Yapılacak iş 1:
Kürt basını üzerine metne göre şu soruları cevaplayın:
(a) Ahmet Şık ve Nedim Şener tutuklandığında meslektaşlar hangi şiarla sokaklara çıktı?
(b) Uludere Roboski'de kaç can katledildi ve meslektaşlar kaç saat sustu?
(c) Bugün KCK basın komitesi adı altında hedef gösterilen yayın organları hangileri?
Yapılacak iş 2:
Kürt basını üzerine metnin devamını, son cümleden sonrasını yazın.

Verilen metin:

----------

Ahmet Şık ve Nedim Şener’in haksız ve keyfi biçimde tutuklanmalarına olması gerektiği gibi bir tepki vererek, biraz da sizlere hiç dönmeyeceğini düşündüğünüz okları ensenizde hissetmeniz sonucunda, “Özgür basın susturulamaz!” şiarıyla sokaklara çıkmış, binler olarak yürümüştünüz. Ama nedense aynı oklar alışıldığı üzere Kürt basınına yönelince suspus kesildiniz. Peki bu sessizlik beni şaşırttı mı? Kuşkusuz hayır. Zira bu alanda hep “sizler” ve “bizler” vardık. Kariyerist bir endişeyle, ana akım medyanın içinde yerini sağlama almak uğruna ve kamuoyunu yanıltmak pahasına yıllarca yaşanan katliam ve zulümleri devletin dikte ettiği şekilde örtbas eden sizler; ve ne pahasına olursa olsun gerçekleri aktarmak uğruna infaz edilen, polis tarafından linç edilerek öldürülen, büroları bombalanan ve hapsedilen bizler vardı.

Şimdi Wall Street Journal gazetecilik deyimiyle haberi patlatınca, “Ne güzel araştırmışlar, bak biz yapamadık” diyorsunuz. Doğrusu sevgili meslektaşlarım siz bunu zaten hiçbir zaman yapamadınız ki… Uludere Roboski’de çoğu çocuk 34 can katledilirken tam 12 saat boyunca sustuğunuz gibi, Pozantı cezaevinde çocukların tecavüze uğradığı haberi yankılanırken de kalem oynatmak için günlerce beklediniz. Biraz daha mı geriye gidelim? Haydi gidelim. Bölgede Kürt halkının dili yasaklanırken, kimlikleri inkar edilirken, toplu mezarlara gömülürken, helikopterlerden atılırken, köyleri yakılırken, JİTEM tarafından faili meçhul cinayetlerle kaybedilirken neredeydiniz? Peki siz gazetecilik oynarken, daha da kötüsü gerçekleri bildiğiniz halde yansıtmazken, bu haberleri kamuoyuna kim ulaştırdı? Hemen hatırlatayım: Şimdilerde haberlerini sık sık kes-yapıştır yöntemiyle kullandığınız, ama diğer yandan da bugün KCK basın komitesi adı altında hedef gösterilen, Gündem gazetesi, Fırat Haber Ajansı (ANF) ve Dicle Haber Ajansı.

----------

Verilen satırlar:
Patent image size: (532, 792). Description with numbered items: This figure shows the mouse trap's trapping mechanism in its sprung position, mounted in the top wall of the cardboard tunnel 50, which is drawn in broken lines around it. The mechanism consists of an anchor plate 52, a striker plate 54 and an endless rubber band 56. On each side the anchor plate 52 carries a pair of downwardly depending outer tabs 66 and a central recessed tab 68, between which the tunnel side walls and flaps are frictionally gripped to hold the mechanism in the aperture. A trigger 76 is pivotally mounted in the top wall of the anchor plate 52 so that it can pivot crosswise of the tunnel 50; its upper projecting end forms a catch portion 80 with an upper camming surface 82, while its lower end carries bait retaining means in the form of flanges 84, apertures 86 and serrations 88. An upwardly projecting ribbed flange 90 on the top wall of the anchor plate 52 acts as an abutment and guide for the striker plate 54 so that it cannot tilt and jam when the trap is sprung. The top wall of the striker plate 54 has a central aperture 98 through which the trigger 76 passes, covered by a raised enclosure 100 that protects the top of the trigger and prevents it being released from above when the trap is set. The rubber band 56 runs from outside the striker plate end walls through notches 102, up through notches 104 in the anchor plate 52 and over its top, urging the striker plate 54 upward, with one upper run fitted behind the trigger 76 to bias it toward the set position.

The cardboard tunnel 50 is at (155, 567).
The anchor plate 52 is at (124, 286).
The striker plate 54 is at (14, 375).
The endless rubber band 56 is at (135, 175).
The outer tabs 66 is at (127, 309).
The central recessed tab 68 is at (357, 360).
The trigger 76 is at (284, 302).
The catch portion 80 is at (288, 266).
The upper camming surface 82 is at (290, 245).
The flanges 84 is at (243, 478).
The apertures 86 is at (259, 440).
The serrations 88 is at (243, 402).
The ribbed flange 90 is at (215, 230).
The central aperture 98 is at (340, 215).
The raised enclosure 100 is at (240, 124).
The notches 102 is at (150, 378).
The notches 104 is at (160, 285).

----------

Yazılı cevap 1:
(a) “Özgür basın susturulamaz!”
(b) 34 can katledildi, meslektaşlar 12 saat sustu.
(c) Gündem gazetesi, Fırat Haber Ajansı (ANF) ve Dicle Haber Ajansı.

Yazılı cevap 2:
Hal böyleyken neden toplum bu kadar duyarsız ve unutkan oldu? Neden iki kutup haline geldi? Neden Uludere katliamı karşısında dahi gereken reaksiyonu veremiyor? Bu sorularda, gelmiş geçmiş ve mevcut iktidarların statükosunun olduğu kadar, sizlerin de büyük bir payı var sevgili meslektaşlarım. Şayet kendinizle gerçek bir yüzleşme yapmak istiyorsanız, sizlere yönetmenliğini Sami Solmaz’ın yaptığı ve birçok gazeteci arkadaşın günah çıkarttığı Savaşın Tanıkları isimli belgeseli izlemenizi tavsiye ediyorum.

Bizim iddianame çıktıktan birkaç gün sonra, gözüm Cengiz Çandar’ın Radikal gazetesinde çıkan lig şampiyonluğu hakkındaki yazısına takıldı. Çandar, o gece çıkan kargaşada olay yerine gelen bir gazetecinin sırf Fenerbahçeli olduğu için polis tarafından darp edilerek atıldığı nezarethanede üç gün boyunca çektiği eziyeti anlatıyordu. Peki üç değil, beş gün değil, tam 165 gündür sırf muhalif yayınlarda çalıştığımız için dört duvar arasında tutulan bizler adına söylenecek hiç mi bir sözünüz yoktu?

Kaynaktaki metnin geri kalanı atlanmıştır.